**Short problem**
Render every entry verbatim.

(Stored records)
============================================================

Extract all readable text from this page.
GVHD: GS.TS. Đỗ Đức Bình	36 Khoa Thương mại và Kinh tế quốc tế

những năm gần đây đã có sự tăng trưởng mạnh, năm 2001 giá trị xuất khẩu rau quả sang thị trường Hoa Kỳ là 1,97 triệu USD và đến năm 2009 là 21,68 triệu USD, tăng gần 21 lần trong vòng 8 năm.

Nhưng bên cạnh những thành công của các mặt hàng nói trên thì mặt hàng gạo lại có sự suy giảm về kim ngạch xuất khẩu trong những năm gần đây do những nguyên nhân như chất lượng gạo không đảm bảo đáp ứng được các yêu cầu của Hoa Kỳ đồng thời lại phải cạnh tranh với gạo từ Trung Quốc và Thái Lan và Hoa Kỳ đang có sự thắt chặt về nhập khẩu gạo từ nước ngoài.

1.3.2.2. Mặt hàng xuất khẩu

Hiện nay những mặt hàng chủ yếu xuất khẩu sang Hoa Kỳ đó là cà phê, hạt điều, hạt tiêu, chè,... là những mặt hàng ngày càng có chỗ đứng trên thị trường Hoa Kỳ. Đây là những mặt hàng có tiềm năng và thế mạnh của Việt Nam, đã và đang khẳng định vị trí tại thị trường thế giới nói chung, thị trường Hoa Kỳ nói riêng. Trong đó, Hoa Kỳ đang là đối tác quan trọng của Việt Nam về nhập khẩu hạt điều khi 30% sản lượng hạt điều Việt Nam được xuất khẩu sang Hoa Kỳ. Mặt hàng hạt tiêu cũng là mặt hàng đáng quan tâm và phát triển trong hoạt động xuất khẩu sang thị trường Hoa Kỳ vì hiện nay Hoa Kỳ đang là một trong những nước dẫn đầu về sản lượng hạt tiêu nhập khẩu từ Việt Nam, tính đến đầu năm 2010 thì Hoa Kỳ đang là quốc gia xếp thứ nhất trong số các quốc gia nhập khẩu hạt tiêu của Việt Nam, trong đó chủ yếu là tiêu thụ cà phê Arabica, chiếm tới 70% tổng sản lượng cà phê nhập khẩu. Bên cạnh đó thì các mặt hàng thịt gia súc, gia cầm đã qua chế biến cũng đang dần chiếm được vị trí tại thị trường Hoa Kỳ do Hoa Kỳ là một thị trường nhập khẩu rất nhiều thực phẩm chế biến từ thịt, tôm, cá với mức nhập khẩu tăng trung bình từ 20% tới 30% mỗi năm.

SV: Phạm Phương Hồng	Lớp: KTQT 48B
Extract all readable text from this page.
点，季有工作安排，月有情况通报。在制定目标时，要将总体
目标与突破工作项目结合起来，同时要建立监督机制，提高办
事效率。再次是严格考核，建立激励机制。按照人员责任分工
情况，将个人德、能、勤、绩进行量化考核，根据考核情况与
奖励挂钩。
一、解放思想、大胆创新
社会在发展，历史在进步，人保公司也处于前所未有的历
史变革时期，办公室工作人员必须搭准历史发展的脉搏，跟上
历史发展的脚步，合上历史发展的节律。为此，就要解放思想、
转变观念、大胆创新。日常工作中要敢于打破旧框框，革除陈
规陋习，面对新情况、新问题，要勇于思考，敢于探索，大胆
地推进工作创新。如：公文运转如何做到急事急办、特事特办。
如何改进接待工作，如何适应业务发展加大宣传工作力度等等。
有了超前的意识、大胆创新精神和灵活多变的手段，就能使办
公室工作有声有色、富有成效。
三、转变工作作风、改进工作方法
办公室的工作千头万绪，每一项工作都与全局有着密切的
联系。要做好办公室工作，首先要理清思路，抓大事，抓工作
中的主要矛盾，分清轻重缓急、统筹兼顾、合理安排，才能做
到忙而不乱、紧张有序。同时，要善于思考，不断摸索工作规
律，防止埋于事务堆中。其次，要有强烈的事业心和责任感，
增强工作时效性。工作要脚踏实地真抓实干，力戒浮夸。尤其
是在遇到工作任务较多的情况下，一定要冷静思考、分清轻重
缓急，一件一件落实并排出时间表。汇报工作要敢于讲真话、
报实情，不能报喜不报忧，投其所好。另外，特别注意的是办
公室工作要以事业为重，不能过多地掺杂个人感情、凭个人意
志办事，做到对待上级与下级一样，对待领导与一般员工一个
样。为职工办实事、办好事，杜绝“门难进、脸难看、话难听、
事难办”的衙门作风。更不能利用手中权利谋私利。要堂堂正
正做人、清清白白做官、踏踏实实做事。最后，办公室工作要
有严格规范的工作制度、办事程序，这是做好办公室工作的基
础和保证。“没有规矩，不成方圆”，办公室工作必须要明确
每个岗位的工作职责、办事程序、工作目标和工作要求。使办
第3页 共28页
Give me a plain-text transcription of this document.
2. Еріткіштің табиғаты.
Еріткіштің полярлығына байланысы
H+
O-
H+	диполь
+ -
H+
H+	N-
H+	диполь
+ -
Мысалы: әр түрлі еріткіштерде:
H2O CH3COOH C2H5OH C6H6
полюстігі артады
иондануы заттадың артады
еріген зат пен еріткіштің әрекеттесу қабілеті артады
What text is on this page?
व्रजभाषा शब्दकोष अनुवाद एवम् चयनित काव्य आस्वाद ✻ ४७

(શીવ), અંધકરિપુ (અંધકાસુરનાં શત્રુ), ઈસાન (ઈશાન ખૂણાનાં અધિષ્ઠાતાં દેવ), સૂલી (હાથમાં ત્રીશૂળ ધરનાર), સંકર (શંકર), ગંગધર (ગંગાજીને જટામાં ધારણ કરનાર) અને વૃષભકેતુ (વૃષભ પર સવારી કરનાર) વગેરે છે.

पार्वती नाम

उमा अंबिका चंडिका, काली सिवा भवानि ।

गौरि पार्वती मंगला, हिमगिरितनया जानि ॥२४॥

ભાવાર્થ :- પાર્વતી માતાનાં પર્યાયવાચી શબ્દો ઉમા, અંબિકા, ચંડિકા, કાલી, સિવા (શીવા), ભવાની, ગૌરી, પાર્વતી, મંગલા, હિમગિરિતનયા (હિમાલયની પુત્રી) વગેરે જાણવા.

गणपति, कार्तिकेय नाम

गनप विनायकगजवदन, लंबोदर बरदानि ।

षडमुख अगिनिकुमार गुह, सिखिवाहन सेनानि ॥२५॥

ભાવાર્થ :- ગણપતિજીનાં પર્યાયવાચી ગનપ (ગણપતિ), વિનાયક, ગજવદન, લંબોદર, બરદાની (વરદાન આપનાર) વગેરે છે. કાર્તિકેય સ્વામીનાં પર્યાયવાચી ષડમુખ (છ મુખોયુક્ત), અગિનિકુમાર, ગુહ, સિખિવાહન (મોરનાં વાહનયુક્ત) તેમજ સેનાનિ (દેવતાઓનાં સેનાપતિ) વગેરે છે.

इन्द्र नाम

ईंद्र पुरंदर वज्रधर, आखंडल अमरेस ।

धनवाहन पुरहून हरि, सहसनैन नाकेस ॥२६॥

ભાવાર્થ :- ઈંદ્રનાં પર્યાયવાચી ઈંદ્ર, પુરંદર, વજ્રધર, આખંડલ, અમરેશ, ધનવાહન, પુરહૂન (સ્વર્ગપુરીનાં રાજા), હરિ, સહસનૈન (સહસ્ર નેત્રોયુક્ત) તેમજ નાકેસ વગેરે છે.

============================================================

**Result of the task**
Extract all readable text from this page.
GVHD: GS.TS. Đỗ Đức Bình	36 Khoa Thương mại và Kinh tế quốc tế

những năm gần đây đã có sự tăng trưởng mạnh, năm 2001 giá trị xuất khẩu rau quả sang thị trường Hoa Kỳ là 1,97 triệu USD và đến năm 2009 là 21,68 triệu USD, tăng gần 21 lần trong vòng 8 năm.

Nhưng bên cạnh những thành công của các mặt hàng nói trên thì mặt hàng gạo lại có sự suy giảm về kim ngạch xuất khẩu trong những năm gần đây do những nguyên nhân như chất lượng gạo không đảm bảo đáp ứng được các yêu cầu của Hoa Kỳ đồng thời lại phải cạnh tranh với gạo từ Trung Quốc và Thái Lan và Hoa Kỳ đang có sự thắt chặt về nhập khẩu gạo từ nước ngoài.

1.3.2.2. Mặt hàng xuất khẩu

Hiện nay những mặt hàng chủ yếu xuất khẩu sang Hoa Kỳ đó là cà phê, hạt điều, hạt tiêu, chè,... là những mặt hàng ngày càng có chỗ đứng trên thị trường Hoa Kỳ. Đây là những mặt hàng có tiềm năng và thế mạnh của Việt Nam, đã và đang khẳng định vị trí tại thị trường thế giới nói chung, thị trường Hoa Kỳ nói riêng. Trong đó, Hoa Kỳ đang là đối tác quan trọng của Việt Nam về nhập khẩu hạt điều khi 30% sản lượng hạt điều Việt Nam được xuất khẩu sang Hoa Kỳ. Mặt hàng hạt tiêu cũng là mặt hàng đáng quan tâm và phát triển trong hoạt động xuất khẩu sang thị trường Hoa Kỳ vì hiện nay Hoa Kỳ đang là một trong những nước dẫn đầu về sản lượng hạt tiêu nhập khẩu từ Việt Nam, tính đến đầu năm 2010 thì Hoa Kỳ đang là quốc gia xếp thứ nhất trong số các quốc gia nhập khẩu hạt tiêu của Việt Nam, trong đó chủ yếu là tiêu thụ cà phê Arabica, chiếm tới 70% tổng sản lượng cà phê nhập khẩu. Bên cạnh đó thì các mặt hàng thịt gia súc, gia cầm đã qua chế biến cũng đang dần chiếm được vị trí tại thị trường Hoa Kỳ do Hoa Kỳ là một thị trường nhập khẩu rất nhiều thực phẩm chế biến từ thịt, tôm, cá với mức nhập khẩu tăng trung bình từ 20% tới 30% mỗi năm.

SV: Phạm Phương Hồng	Lớp: KTQT 48B
Extract all readable text from this page.
点，季有工作安排，月有情况通报。在制定目标时，要将总体
目标与突破工作项目结合起来，同时要建立监督机制，提高办
事效率。再次是严格考核，建立激励机制。按照人员责任分工
情况，将个人德、能、勤、绩进行量化考核，根据考核情况与
奖励挂钩。
一、解放思想、大胆创新
社会在发展，历史在进步，人保公司也处于前所未有的历
史变革时期，办公室工作人员必须搭准历史发展的脉搏，跟上
历史发展的脚步，合上历史发展的节律。为此，就要解放思想、
转变观念、大胆创新。日常工作中要敢于打破旧框框，革除陈
规陋习，面对新情况、新问题，要勇于思考，敢于探索，大胆
地推进工作创新。如：公文运转如何做到急事急办、特事特办。
如何改进接待工作，如何适应业务发展加大宣传工作力度等等。
有了超前的意识、大胆创新精神和灵活多变的手段，就能使办
公室工作有声有色、富有成效。
三、转变工作作风、改进工作方法
办公室的工作千头万绪，每一项工作都与全局有着密切的
联系。要做好办公室工作，首先要理清思路，抓大事，抓工作
中的主要矛盾，分清轻重缓急、统筹兼顾、合理安排，才能做
到忙而不乱、紧张有序。同时，要善于思考，不断摸索工作规
律，防止埋于事务堆中。其次，要有强烈的事业心和责任感，
增强工作时效性。工作要脚踏实地真抓实干，力戒浮夸。尤其
是在遇到工作任务较多的情况下，一定要冷静思考、分清轻重
缓急，一件一件落实并排出时间表。汇报工作要敢于讲真话、
报实情，不能报喜不报忧，投其所好。另外，特别注意的是办
公室工作要以事业为重，不能过多地掺杂个人感情、凭个人意
志办事，做到对待上级与下级一样，对待领导与一般员工一个
样。为职工办实事、办好事，杜绝“门难进、脸难看、话难听、
事难办”的衙门作风。更不能利用手中权利谋私利。要堂堂正
正做人、清清白白做官、踏踏实实做事。最后，办公室工作要
有严格规范的工作制度、办事程序，这是做好办公室工作的基
础和保证。“没有规矩，不成方圆”，办公室工作必须要明确
每个岗位的工作职责、办事程序、工作目标和工作要求。使办
第3页 共28页
Give me a plain-text transcription of this document.
2. Еріткіштің табиғаты.
Еріткіштің полярлығына байланысы
H+
O-
H+	диполь
+ -
H+
H+	N-
H+	диполь
+ -
Мысалы: әр түрлі еріткіштерде:
H2O CH3COOH C2H5OH C6H6
полюстігі артады
иондануы заттадың артады
еріген зат пен еріткіштің әрекеттесу қабілеті артады
What text is on this page?
व्रजभाषा शब्दकोष अनुवाद एवम् चयनित काव्य आस्वाद ✻ ४७

(શીવ), અંધકરિપુ (અંધકાસુરનાં શત્રુ), ઈસાન (ઈશાન ખૂણાનાં અધિષ્ઠાતાં દેવ), સૂલી (હાથમાં ત્રીશૂળ ધરનાર), સંકર (શંકર), ગંગધર (ગંગાજીને જટામાં ધારણ કરનાર) અને વૃષભકેતુ (વૃષભ પર સવારી કરનાર) વગેરે છે.

पार्वती नाम

उमा अंबिका चंडिका, काली सिवा भवानि ।

गौरि पार्वती मंगला, हिमगिरितनया जानि ॥२४॥

ભાવાર્થ :- પાર્વતી માતાનાં પર્યાયવાચી શબ્દો ઉમા, અંબિકા, ચંડિકા, કાલી, સિવા (શીવા), ભવાની, ગૌરી, પાર્વતી, મંગલા, હિમગિરિતનયા (હિમાલયની પુત્રી) વગેરે જાણવા.

गणपति, कार्तिकेय नाम

गनप विनायकगजवदन, लंबोदर बरदानि ।

षडमुख अगिनिकुमार गुह, सिखिवाहन सेनानि ॥२५॥

ભાવાર્થ :- ગણપતિજીનાં પર્યાયવાચી ગનપ (ગણપતિ), વિનાયક, ગજવદન, લંબોદર, બરદાની (વરદાન આપનાર) વગેરે છે. કાર્તિકેય સ્વામીનાં પર્યાયવાચી ષડમુખ (છ મુખોયુક્ત), અગિનિકુમાર, ગુહ, સિખિવાહન (મોરનાં વાહનયુક્ત) તેમજ સેનાનિ (દેવતાઓનાં સેનાપતિ) વગેરે છે.

इन्द्र नाम

ईंद्र पुरंदर वज्रधर, आखंडल अमरेस ।

धनवाहन पुरहून हरि, सहसनैन नाकेस ॥२६॥

ભાવાર્થ :- ઈંદ્રનાં પર્યાયવાચી ઈંદ્ર, પુરંદર, વજ્રધર, આખંડલ, અમરેશ, ધનવાહન, પુરહૂન (સ્વર્ગપુરીનાં રાજા), હરિ, સહસનૈન (સહસ્ર નેત્રોયુક્ત) તેમજ નાકેસ વગેરે છે.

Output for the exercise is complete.